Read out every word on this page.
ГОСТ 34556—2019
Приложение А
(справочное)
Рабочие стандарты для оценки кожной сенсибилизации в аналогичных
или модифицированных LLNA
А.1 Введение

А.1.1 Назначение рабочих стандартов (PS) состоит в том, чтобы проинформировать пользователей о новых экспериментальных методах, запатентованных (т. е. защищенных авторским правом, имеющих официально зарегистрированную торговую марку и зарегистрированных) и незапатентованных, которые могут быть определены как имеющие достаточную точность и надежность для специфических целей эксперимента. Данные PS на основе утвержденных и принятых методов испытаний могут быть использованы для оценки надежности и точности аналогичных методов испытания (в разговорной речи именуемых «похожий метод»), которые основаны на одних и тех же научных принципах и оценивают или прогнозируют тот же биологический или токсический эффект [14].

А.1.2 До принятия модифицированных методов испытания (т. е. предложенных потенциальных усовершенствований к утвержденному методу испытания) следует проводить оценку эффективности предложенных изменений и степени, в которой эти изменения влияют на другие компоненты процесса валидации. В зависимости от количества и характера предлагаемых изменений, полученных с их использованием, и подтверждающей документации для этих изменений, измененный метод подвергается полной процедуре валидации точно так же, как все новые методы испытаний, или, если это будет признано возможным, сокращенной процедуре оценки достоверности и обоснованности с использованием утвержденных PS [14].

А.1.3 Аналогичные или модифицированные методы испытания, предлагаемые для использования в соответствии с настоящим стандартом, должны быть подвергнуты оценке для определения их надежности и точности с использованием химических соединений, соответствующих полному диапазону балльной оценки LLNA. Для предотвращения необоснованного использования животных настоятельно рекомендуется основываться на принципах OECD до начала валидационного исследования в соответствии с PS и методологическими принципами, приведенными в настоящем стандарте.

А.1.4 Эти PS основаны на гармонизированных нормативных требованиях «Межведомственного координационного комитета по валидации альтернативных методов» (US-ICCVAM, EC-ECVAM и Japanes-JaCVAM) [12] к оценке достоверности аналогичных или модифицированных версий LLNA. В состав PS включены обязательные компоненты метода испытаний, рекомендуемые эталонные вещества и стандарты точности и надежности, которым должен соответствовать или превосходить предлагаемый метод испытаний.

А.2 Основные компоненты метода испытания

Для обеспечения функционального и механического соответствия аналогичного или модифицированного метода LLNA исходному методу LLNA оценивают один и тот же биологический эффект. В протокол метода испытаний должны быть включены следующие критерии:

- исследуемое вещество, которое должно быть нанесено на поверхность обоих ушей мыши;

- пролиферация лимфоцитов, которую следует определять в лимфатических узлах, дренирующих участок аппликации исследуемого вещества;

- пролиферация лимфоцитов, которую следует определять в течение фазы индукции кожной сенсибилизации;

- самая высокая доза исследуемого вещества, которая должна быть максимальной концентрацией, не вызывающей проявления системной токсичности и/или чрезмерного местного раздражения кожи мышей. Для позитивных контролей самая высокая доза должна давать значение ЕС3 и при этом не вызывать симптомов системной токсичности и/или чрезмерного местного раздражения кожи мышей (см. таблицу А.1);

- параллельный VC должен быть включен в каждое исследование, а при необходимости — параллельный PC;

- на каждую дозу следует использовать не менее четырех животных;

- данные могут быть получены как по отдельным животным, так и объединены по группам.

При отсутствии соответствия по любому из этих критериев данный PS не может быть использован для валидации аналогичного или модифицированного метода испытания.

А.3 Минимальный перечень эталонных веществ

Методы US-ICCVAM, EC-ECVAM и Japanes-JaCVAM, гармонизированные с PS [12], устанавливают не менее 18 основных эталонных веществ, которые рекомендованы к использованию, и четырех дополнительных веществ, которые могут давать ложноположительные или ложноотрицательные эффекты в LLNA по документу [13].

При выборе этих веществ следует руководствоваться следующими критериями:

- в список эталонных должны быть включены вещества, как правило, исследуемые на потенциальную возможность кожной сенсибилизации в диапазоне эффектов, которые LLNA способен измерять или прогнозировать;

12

+===+

TASK STATEMENT
Your task is to retype all of the records exactly.

RESULT
Read out every word on this page.
ГОСТ 34556—2019
Приложение А
(справочное)
Рабочие стандарты для оценки кожной сенсибилизации в аналогичных
или модифицированных LLNA
А.1 Введение

А.1.1 Назначение рабочих стандартов (PS) состоит в том, чтобы проинформировать пользователей о новых экспериментальных методах, запатентованных (т. е. защищенных авторским правом, имеющих официально зарегистрированную торговую марку и зарегистрированных) и незапатентованных, которые могут быть определены как имеющие достаточную точность и надежность для специфических целей эксперимента. Данные PS на основе утвержденных и принятых методов испытаний могут быть использованы для оценки надежности и точности аналогичных методов испытания (в разговорной речи именуемых «похожий метод»), которые основаны на одних и тех же научных принципах и оценивают или прогнозируют тот же биологический или токсический эффект [14].

А.1.2 До принятия модифицированных методов испытания (т. е. предложенных потенциальных усовершенствований к утвержденному методу испытания) следует проводить оценку эффективности предложенных изменений и степени, в которой эти изменения влияют на другие компоненты процесса валидации. В зависимости от количества и характера предлагаемых изменений, полученных с их использованием, и подтверждающей документации для этих изменений, измененный метод подвергается полной процедуре валидации точно так же, как все новые методы испытаний, или, если это будет признано возможным, сокращенной процедуре оценки достоверности и обоснованности с использованием утвержденных PS [14].

А.1.3 Аналогичные или модифицированные методы испытания, предлагаемые для использования в соответствии с настоящим стандартом, должны быть подвергнуты оценке для определения их надежности и точности с использованием химических соединений, соответствующих полному диапазону балльной оценки LLNA. Для предотвращения необоснованного использования животных настоятельно рекомендуется основываться на принципах OECD до начала валидационного исследования в соответствии с PS и методологическими принципами, приведенными в настоящем стандарте.

А.1.4 Эти PS основаны на гармонизированных нормативных требованиях «Межведомственного координационного комитета по валидации альтернативных методов» (US-ICCVAM, EC-ECVAM и Japanes-JaCVAM) [12] к оценке достоверности аналогичных или модифицированных версий LLNA. В состав PS включены обязательные компоненты метода испытаний, рекомендуемые эталонные вещества и стандарты точности и надежности, которым должен соответствовать или превосходить предлагаемый метод испытаний.

А.2 Основные компоненты метода испытания

Для обеспечения функционального и механического соответствия аналогичного или модифицированного метода LLNA исходному методу LLNA оценивают один и тот же биологический эффект. В протокол метода испытаний должны быть включены следующие критерии:

- исследуемое вещество, которое должно быть нанесено на поверхность обоих ушей мыши;

- пролиферация лимфоцитов, которую следует определять в лимфатических узлах, дренирующих участок аппликации исследуемого вещества;

- пролиферация лимфоцитов, которую следует определять в течение фазы индукции кожной сенсибилизации;

- самая высокая доза исследуемого вещества, которая должна быть максимальной концентрацией, не вызывающей проявления системной токсичности и/или чрезмерного местного раздражения кожи мышей. Для позитивных контролей самая высокая доза должна давать значение ЕС3 и при этом не вызывать симптомов системной токсичности и/или чрезмерного местного раздражения кожи мышей (см. таблицу А.1);

- параллельный VC должен быть включен в каждое исследование, а при необходимости — параллельный PC;

- на каждую дозу следует использовать не менее четырех животных;

- данные могут быть получены как по отдельным животным, так и объединены по группам.

При отсутствии соответствия по любому из этих критериев данный PS не может быть использован для валидации аналогичного или модифицированного метода испытания.

А.3 Минимальный перечень эталонных веществ

Методы US-ICCVAM, EC-ECVAM и Japanes-JaCVAM, гармонизированные с PS [12], устанавливают не менее 18 основных эталонных веществ, которые рекомендованы к использованию, и четырех дополнительных веществ, которые могут давать ложноположительные или ложноотрицательные эффекты в LLNA по документу [13].

При выборе этих веществ следует руководствоваться следующими критериями:

- в список эталонных должны быть включены вещества, как правило, исследуемые на потенциальную возможность кожной сенсибилизации в диапазоне эффектов, которые LLNA способен измерять или прогнозировать;

12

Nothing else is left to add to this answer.